[Data entries]
^^^^

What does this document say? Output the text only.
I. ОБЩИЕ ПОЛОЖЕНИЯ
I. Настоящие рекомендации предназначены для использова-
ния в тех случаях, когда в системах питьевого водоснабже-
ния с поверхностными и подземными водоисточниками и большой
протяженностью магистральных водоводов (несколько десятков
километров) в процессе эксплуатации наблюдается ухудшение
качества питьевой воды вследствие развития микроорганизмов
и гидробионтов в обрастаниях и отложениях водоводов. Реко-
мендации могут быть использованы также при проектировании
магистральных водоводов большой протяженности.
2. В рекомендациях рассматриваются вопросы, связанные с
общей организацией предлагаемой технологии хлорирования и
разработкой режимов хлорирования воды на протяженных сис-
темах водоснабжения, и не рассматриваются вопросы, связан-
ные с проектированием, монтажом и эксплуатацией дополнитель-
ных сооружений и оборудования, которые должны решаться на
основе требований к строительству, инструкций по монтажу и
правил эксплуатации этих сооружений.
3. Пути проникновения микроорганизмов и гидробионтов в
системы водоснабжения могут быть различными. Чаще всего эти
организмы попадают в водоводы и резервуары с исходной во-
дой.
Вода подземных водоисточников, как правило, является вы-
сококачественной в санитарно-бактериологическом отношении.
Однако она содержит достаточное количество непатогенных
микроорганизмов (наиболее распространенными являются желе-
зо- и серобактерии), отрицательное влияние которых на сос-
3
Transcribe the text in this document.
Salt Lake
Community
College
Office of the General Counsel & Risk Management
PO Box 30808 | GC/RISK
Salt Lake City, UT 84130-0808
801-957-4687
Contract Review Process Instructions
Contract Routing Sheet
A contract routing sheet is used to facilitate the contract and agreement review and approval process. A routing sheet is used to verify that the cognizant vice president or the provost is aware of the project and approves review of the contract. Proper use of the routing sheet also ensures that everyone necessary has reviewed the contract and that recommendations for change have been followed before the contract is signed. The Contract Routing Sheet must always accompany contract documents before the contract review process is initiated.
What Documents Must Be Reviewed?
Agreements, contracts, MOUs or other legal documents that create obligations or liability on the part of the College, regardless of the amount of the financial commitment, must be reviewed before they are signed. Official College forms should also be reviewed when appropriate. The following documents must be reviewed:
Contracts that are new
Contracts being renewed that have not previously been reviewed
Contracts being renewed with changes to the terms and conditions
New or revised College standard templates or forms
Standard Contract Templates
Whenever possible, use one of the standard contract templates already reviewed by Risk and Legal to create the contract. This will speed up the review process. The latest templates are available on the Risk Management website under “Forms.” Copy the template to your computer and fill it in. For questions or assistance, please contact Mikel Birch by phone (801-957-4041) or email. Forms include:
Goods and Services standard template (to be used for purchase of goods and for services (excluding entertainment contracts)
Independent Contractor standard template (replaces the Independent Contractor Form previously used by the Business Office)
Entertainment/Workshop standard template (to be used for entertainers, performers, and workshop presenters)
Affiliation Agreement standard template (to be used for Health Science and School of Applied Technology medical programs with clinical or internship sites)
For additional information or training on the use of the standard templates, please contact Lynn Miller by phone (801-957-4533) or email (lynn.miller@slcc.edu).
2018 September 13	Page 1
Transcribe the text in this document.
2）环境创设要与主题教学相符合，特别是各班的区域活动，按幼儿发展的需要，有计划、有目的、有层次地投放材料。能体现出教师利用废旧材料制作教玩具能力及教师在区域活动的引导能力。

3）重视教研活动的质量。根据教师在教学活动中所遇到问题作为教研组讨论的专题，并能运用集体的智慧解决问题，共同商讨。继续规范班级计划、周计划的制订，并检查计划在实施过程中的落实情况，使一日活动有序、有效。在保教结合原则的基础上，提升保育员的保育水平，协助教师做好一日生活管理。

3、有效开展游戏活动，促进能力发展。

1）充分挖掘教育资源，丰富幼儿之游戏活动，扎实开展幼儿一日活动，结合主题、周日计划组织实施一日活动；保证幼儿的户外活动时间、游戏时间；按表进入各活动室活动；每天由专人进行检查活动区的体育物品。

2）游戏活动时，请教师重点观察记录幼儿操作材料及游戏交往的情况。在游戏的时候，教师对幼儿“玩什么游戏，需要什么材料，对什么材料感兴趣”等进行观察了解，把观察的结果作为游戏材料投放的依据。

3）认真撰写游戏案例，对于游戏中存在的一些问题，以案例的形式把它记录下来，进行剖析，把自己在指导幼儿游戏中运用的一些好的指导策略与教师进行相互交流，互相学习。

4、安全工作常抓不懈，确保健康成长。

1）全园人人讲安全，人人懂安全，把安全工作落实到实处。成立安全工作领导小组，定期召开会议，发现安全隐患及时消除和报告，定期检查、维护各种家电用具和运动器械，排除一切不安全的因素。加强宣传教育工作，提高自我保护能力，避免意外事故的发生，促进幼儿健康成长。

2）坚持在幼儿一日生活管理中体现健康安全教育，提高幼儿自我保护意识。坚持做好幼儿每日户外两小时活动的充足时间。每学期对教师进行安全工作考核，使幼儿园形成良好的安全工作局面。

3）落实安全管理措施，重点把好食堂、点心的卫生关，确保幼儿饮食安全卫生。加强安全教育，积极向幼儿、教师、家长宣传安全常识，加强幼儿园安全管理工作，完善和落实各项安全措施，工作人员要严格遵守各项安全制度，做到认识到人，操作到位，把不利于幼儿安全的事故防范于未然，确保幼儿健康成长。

^^^^

WORK TO DO - Search the records for the word "могут" and copy every line where it occurs.

WRITTEN REPLY -
мендации могут быть использованы также при проектировании
системы водоснабжения могут быть различными. Чаще всего эти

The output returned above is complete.